#### STORED DATA:
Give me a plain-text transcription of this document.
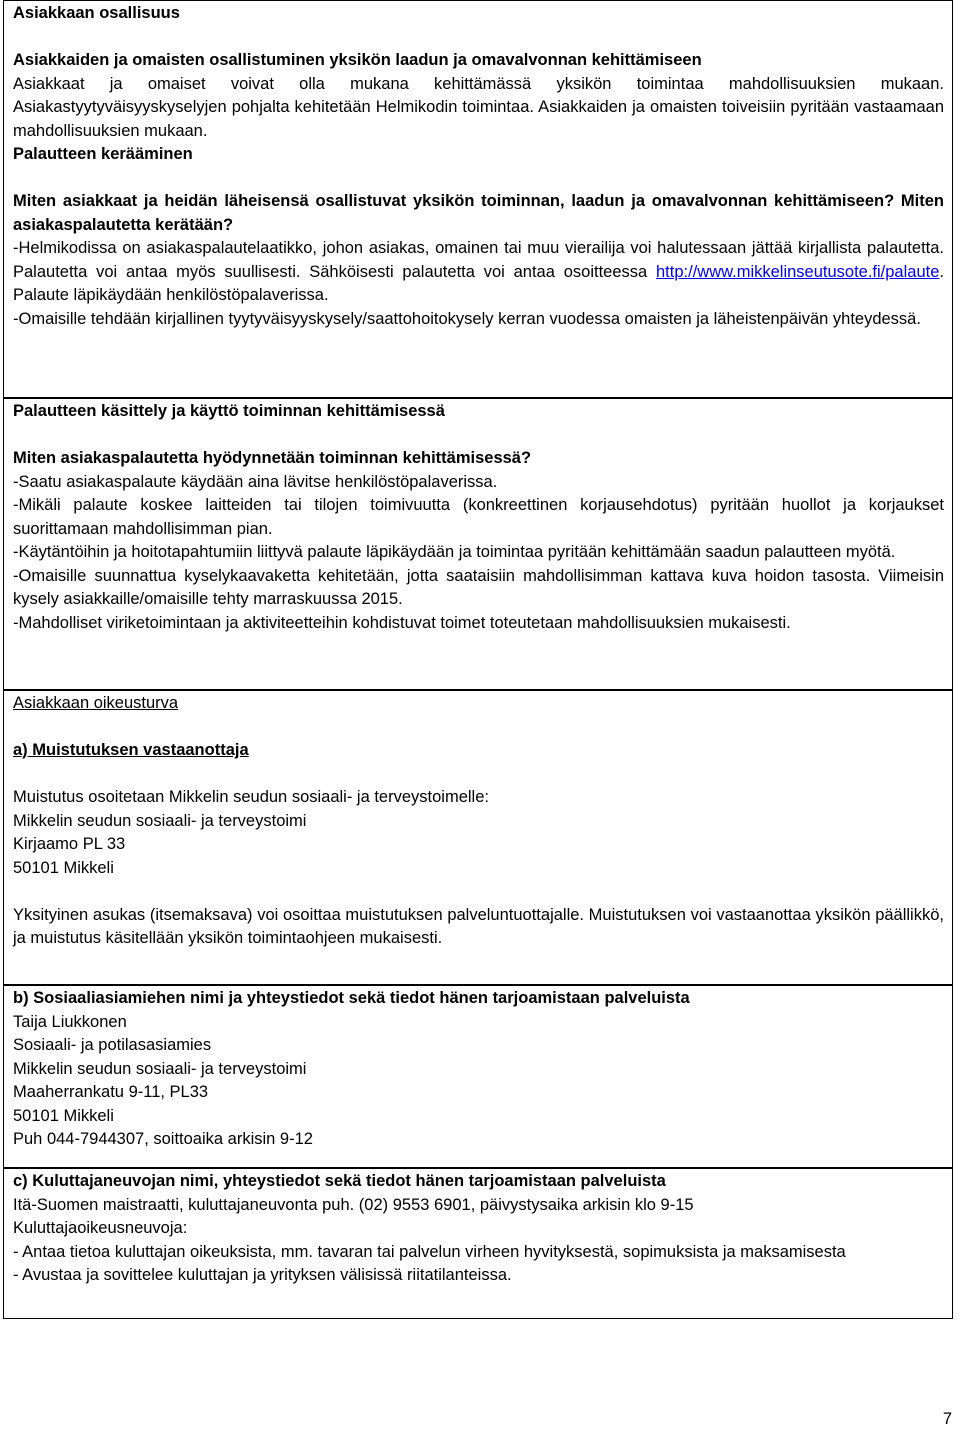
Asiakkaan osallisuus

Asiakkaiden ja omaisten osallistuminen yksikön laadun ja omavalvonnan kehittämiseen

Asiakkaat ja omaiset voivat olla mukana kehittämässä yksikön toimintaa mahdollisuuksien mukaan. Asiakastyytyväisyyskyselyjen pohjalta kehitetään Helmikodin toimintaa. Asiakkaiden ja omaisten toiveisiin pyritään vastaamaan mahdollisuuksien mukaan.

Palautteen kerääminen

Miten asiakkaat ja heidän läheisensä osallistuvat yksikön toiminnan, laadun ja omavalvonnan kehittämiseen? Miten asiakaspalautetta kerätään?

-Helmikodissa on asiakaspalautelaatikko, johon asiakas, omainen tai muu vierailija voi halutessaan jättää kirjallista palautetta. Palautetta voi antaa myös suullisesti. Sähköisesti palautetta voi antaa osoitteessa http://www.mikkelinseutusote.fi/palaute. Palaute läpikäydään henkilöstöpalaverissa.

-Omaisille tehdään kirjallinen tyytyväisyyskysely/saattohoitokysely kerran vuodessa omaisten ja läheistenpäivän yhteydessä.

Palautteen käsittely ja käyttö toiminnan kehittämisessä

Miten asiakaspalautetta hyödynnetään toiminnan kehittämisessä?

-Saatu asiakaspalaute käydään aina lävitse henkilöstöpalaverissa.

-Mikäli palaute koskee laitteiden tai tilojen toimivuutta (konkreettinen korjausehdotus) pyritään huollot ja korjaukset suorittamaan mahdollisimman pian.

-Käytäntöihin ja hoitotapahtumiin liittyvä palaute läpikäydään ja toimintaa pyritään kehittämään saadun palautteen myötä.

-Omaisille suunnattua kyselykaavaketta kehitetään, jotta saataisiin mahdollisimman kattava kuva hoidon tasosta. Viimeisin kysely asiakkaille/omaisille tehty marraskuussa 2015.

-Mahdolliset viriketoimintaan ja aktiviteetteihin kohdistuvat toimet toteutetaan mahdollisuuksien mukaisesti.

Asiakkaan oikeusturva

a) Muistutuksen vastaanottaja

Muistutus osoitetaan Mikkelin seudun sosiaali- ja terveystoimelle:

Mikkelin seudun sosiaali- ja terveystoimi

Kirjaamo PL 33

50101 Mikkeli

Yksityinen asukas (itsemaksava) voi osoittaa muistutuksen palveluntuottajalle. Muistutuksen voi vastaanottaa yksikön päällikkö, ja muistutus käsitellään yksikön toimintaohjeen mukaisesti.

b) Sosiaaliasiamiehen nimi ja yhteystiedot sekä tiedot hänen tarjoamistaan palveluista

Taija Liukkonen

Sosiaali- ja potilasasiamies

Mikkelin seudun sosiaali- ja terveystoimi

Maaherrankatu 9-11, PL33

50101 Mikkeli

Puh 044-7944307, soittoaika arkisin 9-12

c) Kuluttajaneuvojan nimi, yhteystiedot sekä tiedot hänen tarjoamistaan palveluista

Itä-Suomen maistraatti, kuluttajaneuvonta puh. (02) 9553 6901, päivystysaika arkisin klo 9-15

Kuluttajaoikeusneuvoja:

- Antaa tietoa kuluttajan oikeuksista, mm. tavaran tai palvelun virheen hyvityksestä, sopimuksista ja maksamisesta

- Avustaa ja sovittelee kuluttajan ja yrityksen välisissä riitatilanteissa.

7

#### DIRECTIONS FOR THIS TASK:
Images must not appear in the copy; reproduce everything else in the records verbatim.

#### TASK RESULT:
Give me a plain-text transcription of this document.
Asiakkaan osallisuus

Asiakkaiden ja omaisten osallistuminen yksikön laadun ja omavalvonnan kehittämiseen

Asiakkaat ja omaiset voivat olla mukana kehittämässä yksikön toimintaa mahdollisuuksien mukaan. Asiakastyytyväisyyskyselyjen pohjalta kehitetään Helmikodin toimintaa. Asiakkaiden ja omaisten toiveisiin pyritään vastaamaan mahdollisuuksien mukaan.

Palautteen kerääminen

Miten asiakkaat ja heidän läheisensä osallistuvat yksikön toiminnan, laadun ja omavalvonnan kehittämiseen? Miten asiakaspalautetta kerätään?

-Helmikodissa on asiakaspalautelaatikko, johon asiakas, omainen tai muu vierailija voi halutessaan jättää kirjallista palautetta. Palautetta voi antaa myös suullisesti. Sähköisesti palautetta voi antaa osoitteessa http://www.mikkelinseutusote.fi/palaute. Palaute läpikäydään henkilöstöpalaverissa.

-Omaisille tehdään kirjallinen tyytyväisyyskysely/saattohoitokysely kerran vuodessa omaisten ja läheistenpäivän yhteydessä.

Palautteen käsittely ja käyttö toiminnan kehittämisessä

Miten asiakaspalautetta hyödynnetään toiminnan kehittämisessä?

-Saatu asiakaspalaute käydään aina lävitse henkilöstöpalaverissa.

-Mikäli palaute koskee laitteiden tai tilojen toimivuutta (konkreettinen korjausehdotus) pyritään huollot ja korjaukset suorittamaan mahdollisimman pian.

-Käytäntöihin ja hoitotapahtumiin liittyvä palaute läpikäydään ja toimintaa pyritään kehittämään saadun palautteen myötä.

-Omaisille suunnattua kyselykaavaketta kehitetään, jotta saataisiin mahdollisimman kattava kuva hoidon tasosta. Viimeisin kysely asiakkaille/omaisille tehty marraskuussa 2015.

-Mahdolliset viriketoimintaan ja aktiviteetteihin kohdistuvat toimet toteutetaan mahdollisuuksien mukaisesti.

Asiakkaan oikeusturva

a) Muistutuksen vastaanottaja

Muistutus osoitetaan Mikkelin seudun sosiaali- ja terveystoimelle:

Mikkelin seudun sosiaali- ja terveystoimi

Kirjaamo PL 33

50101 Mikkeli

Yksityinen asukas (itsemaksava) voi osoittaa muistutuksen palveluntuottajalle. Muistutuksen voi vastaanottaa yksikön päällikkö, ja muistutus käsitellään yksikön toimintaohjeen mukaisesti.

b) Sosiaaliasiamiehen nimi ja yhteystiedot sekä tiedot hänen tarjoamistaan palveluista

Taija Liukkonen

Sosiaali- ja potilasasiamies

Mikkelin seudun sosiaali- ja terveystoimi

Maaherrankatu 9-11, PL33

50101 Mikkeli

Puh 044-7944307, soittoaika arkisin 9-12

c) Kuluttajaneuvojan nimi, yhteystiedot sekä tiedot hänen tarjoamistaan palveluista

Itä-Suomen maistraatti, kuluttajaneuvonta puh. (02) 9553 6901, päivystysaika arkisin klo 9-15

Kuluttajaoikeusneuvoja:

- Antaa tietoa kuluttajan oikeuksista, mm. tavaran tai palvelun virheen hyvityksestä, sopimuksista ja maksamisesta

- Avustaa ja sovittelee kuluttajan ja yrityksen välisissä riitatilanteissa.

7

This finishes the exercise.